** Stored data entries **
******

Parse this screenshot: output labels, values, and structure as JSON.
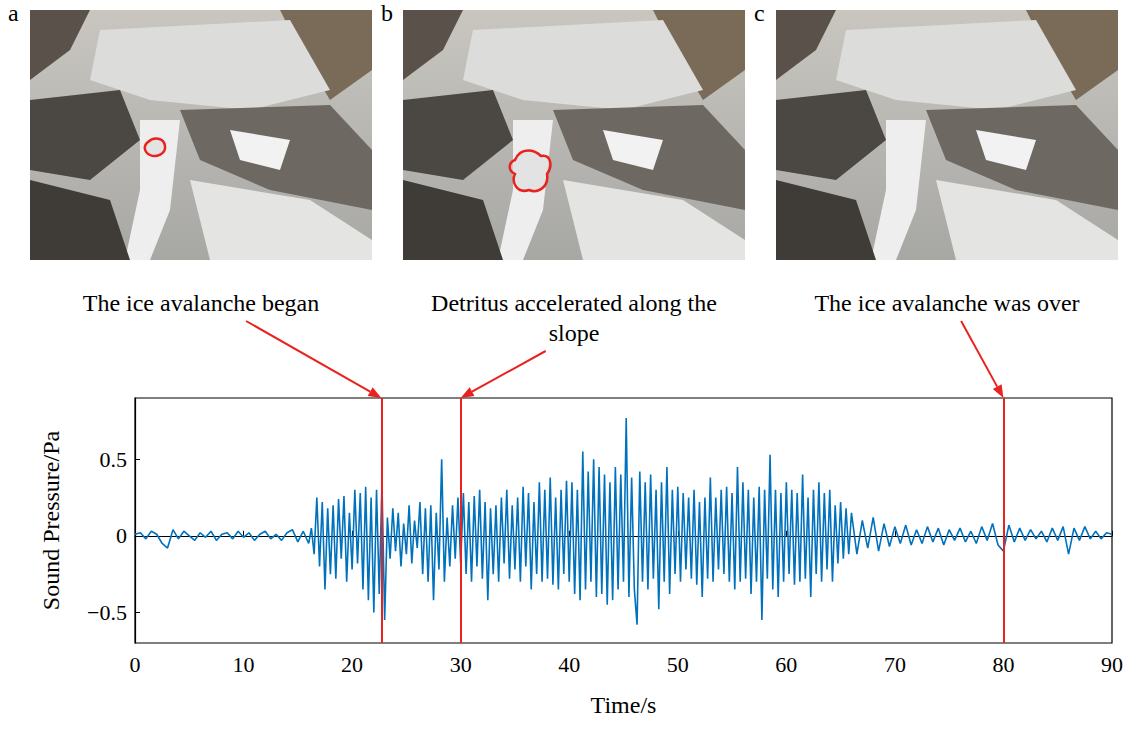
{
  "panels": [
    {
      "label": "a"
    },
    {
      "label": "b"
    },
    {
      "label": "c"
    }
  ],
  "chart_data": {
    "type": "line",
    "x_label": "Time/s",
    "y_label": "Sound Pressure/Pa",
    "xlim": [
      0,
      90
    ],
    "xticks": [
      0,
      10,
      20,
      30,
      40,
      50,
      60,
      70,
      80,
      90
    ],
    "ylim": [
      -0.7,
      0.9
    ],
    "yticks": [
      {
        "value": -0.5,
        "label": "−0.5"
      },
      0,
      0.5
    ],
    "grid": false,
    "color": "#0072bd",
    "annotations": [
      {
        "x": 22.7,
        "text": "The ice avalanche began",
        "color": "#e8231f"
      },
      {
        "x": 30,
        "text": "Detritus accelerated along the slope",
        "color": "#e8231f"
      },
      {
        "x": 80,
        "text": "The ice avalanche was over",
        "color": "#e8231f"
      }
    ],
    "x": [
      0,
      0.5,
      1,
      1.5,
      2,
      2.5,
      3,
      3.5,
      4,
      4.5,
      5,
      5.5,
      6,
      6.5,
      7,
      7.5,
      8,
      8.5,
      9,
      9.5,
      10,
      10.5,
      11,
      11.5,
      12,
      12.5,
      13,
      13.5,
      14,
      14.5,
      15,
      15.5,
      16,
      16.25,
      16.5,
      16.75,
      17,
      17.25,
      17.5,
      17.75,
      18,
      18.25,
      18.5,
      18.75,
      19,
      19.25,
      19.5,
      19.75,
      20,
      20.25,
      20.5,
      20.75,
      21,
      21.25,
      21.5,
      21.75,
      22,
      22.25,
      22.5,
      22.75,
      23,
      23.25,
      23.5,
      23.75,
      24,
      24.25,
      24.5,
      24.75,
      25,
      25.25,
      25.5,
      25.75,
      26,
      26.25,
      26.5,
      26.75,
      27,
      27.25,
      27.5,
      27.75,
      28,
      28.25,
      28.5,
      28.75,
      29,
      29.25,
      29.5,
      29.75,
      30,
      30.25,
      30.5,
      30.75,
      31,
      31.25,
      31.5,
      31.75,
      32,
      32.25,
      32.5,
      32.75,
      33,
      33.25,
      33.5,
      33.75,
      34,
      34.25,
      34.5,
      34.75,
      35,
      35.25,
      35.5,
      35.75,
      36,
      36.25,
      36.5,
      36.75,
      37,
      37.25,
      37.5,
      37.75,
      38,
      38.25,
      38.5,
      38.75,
      39,
      39.25,
      39.5,
      39.75,
      40,
      40.25,
      40.5,
      40.75,
      41,
      41.25,
      41.5,
      41.75,
      42,
      42.25,
      42.5,
      42.75,
      43,
      43.25,
      43.5,
      43.75,
      44,
      44.25,
      44.5,
      44.75,
      45,
      45.25,
      45.5,
      45.75,
      46,
      46.25,
      46.5,
      46.75,
      47,
      47.25,
      47.5,
      47.75,
      48,
      48.25,
      48.5,
      48.75,
      49,
      49.25,
      49.5,
      49.75,
      50,
      50.25,
      50.5,
      50.75,
      51,
      51.25,
      51.5,
      51.75,
      52,
      52.25,
      52.5,
      52.75,
      53,
      53.25,
      53.5,
      53.75,
      54,
      54.25,
      54.5,
      54.75,
      55,
      55.25,
      55.5,
      55.75,
      56,
      56.25,
      56.5,
      56.75,
      57,
      57.25,
      57.5,
      57.75,
      58,
      58.25,
      58.5,
      58.75,
      59,
      59.25,
      59.5,
      59.75,
      60,
      60.25,
      60.5,
      60.75,
      61,
      61.25,
      61.5,
      61.75,
      62,
      62.25,
      62.5,
      62.75,
      63,
      63.25,
      63.5,
      63.75,
      64,
      64.25,
      64.5,
      64.75,
      65,
      65.25,
      65.5,
      65.75,
      66,
      66.5,
      67,
      67.5,
      68,
      68.5,
      69,
      69.5,
      70,
      70.5,
      71,
      71.5,
      72,
      72.5,
      73,
      73.5,
      74,
      74.5,
      75,
      75.5,
      76,
      76.5,
      77,
      77.5,
      78,
      78.5,
      79,
      79.5,
      80,
      80.5,
      81,
      81.5,
      82,
      82.5,
      83,
      83.5,
      84,
      84.5,
      85,
      85.5,
      86,
      86.5,
      87,
      87.5,
      88,
      88.5,
      89,
      89.5,
      90
    ],
    "values": [
      0.01,
      0.02,
      -0.02,
      0.03,
      0.01,
      -0.05,
      -0.08,
      0.04,
      -0.02,
      0.03,
      0,
      -0.03,
      0.02,
      -0.01,
      0.03,
      -0.03,
      0.01,
      0.02,
      -0.02,
      0.03,
      -0.01,
      0.02,
      -0.03,
      0.01,
      0.03,
      -0.02,
      0.01,
      -0.03,
      0.02,
      0.04,
      -0.04,
      0.03,
      -0.05,
      0.05,
      -0.12,
      0.25,
      -0.2,
      0.22,
      -0.35,
      0.18,
      -0.25,
      0.2,
      -0.28,
      0.24,
      -0.15,
      0.26,
      -0.3,
      0.15,
      -0.22,
      0.3,
      -0.18,
      0.28,
      -0.35,
      0.32,
      -0.42,
      0.25,
      -0.5,
      0.3,
      -0.38,
      0.35,
      -0.55,
      0.12,
      -0.15,
      0.18,
      -0.1,
      0.15,
      -0.2,
      0.08,
      -0.12,
      0.2,
      -0.18,
      0.1,
      -0.08,
      0.22,
      -0.25,
      0.18,
      -0.3,
      0.2,
      -0.42,
      0.15,
      -0.22,
      0.5,
      -0.3,
      0.12,
      -0.2,
      0.2,
      -0.15,
      0.25,
      -0.18,
      0.28,
      -0.25,
      0.22,
      -0.3,
      0.26,
      -0.2,
      0.3,
      -0.28,
      0.22,
      -0.42,
      0.18,
      -0.25,
      0.2,
      -0.3,
      0.25,
      -0.18,
      0.3,
      -0.28,
      0.2,
      -0.22,
      0.25,
      -0.3,
      0.32,
      -0.2,
      0.28,
      -0.35,
      0.22,
      -0.25,
      0.35,
      -0.3,
      0.3,
      -0.28,
      0.38,
      -0.32,
      0.25,
      -0.35,
      0.3,
      -0.25,
      0.36,
      -0.3,
      0.35,
      -0.38,
      0.3,
      -0.42,
      0.55,
      -0.35,
      0.42,
      -0.3,
      0.5,
      -0.4,
      0.45,
      -0.38,
      0.4,
      -0.45,
      0.35,
      -0.42,
      0.45,
      -0.35,
      0.4,
      -0.3,
      0.77,
      -0.4,
      0.38,
      -0.35,
      -0.58,
      0.42,
      -0.3,
      0.35,
      -0.35,
      0.4,
      -0.28,
      0.3,
      -0.48,
      0.35,
      -0.3,
      0.45,
      -0.38,
      0.3,
      -0.25,
      0.32,
      -0.3,
      0.28,
      -0.22,
      0.25,
      -0.28,
      0.3,
      -0.32,
      0.22,
      -0.4,
      0.25,
      -0.28,
      0.38,
      -0.3,
      0.25,
      -0.22,
      0.3,
      -0.25,
      0.32,
      -0.3,
      0.28,
      -0.35,
      0.45,
      -0.3,
      0.35,
      -0.28,
      0.3,
      -0.38,
      0.25,
      -0.3,
      0.32,
      -0.55,
      0.3,
      -0.28,
      0.53,
      -0.35,
      0.3,
      -0.4,
      0.28,
      -0.3,
      0.35,
      -0.25,
      0.3,
      -0.32,
      0.28,
      -0.3,
      0.4,
      -0.28,
      0.25,
      -0.4,
      0.3,
      -0.25,
      0.35,
      -0.3,
      0.28,
      -0.22,
      0.3,
      -0.3,
      0.2,
      -0.18,
      0.22,
      -0.15,
      0.18,
      -0.12,
      0.15,
      -0.12,
      0.1,
      -0.08,
      0.12,
      -0.1,
      0.08,
      -0.07,
      0.06,
      -0.05,
      0.07,
      -0.06,
      0.04,
      -0.05,
      0.06,
      -0.04,
      0.05,
      -0.06,
      0.04,
      -0.03,
      0.05,
      -0.04,
      0.03,
      -0.05,
      0.06,
      -0.03,
      0.08,
      -0.06,
      -0.1,
      0.07,
      -0.04,
      0.05,
      -0.03,
      0.04,
      -0.02,
      0.03,
      -0.04,
      0.05,
      -0.03,
      0.06,
      -0.12,
      0.05,
      -0.03,
      0.06,
      -0.02,
      0.03,
      -0.02,
      0.02,
      0.01
    ]
  }
}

******

** Description of the task **
Check each line of the records for the word "text", and show the lines that contain it.

** Solution to this problem **
        "text": "The ice avalanche began",
        "text": "Detritus accelerated along the slope",
        "text": "The ice avalanche was over",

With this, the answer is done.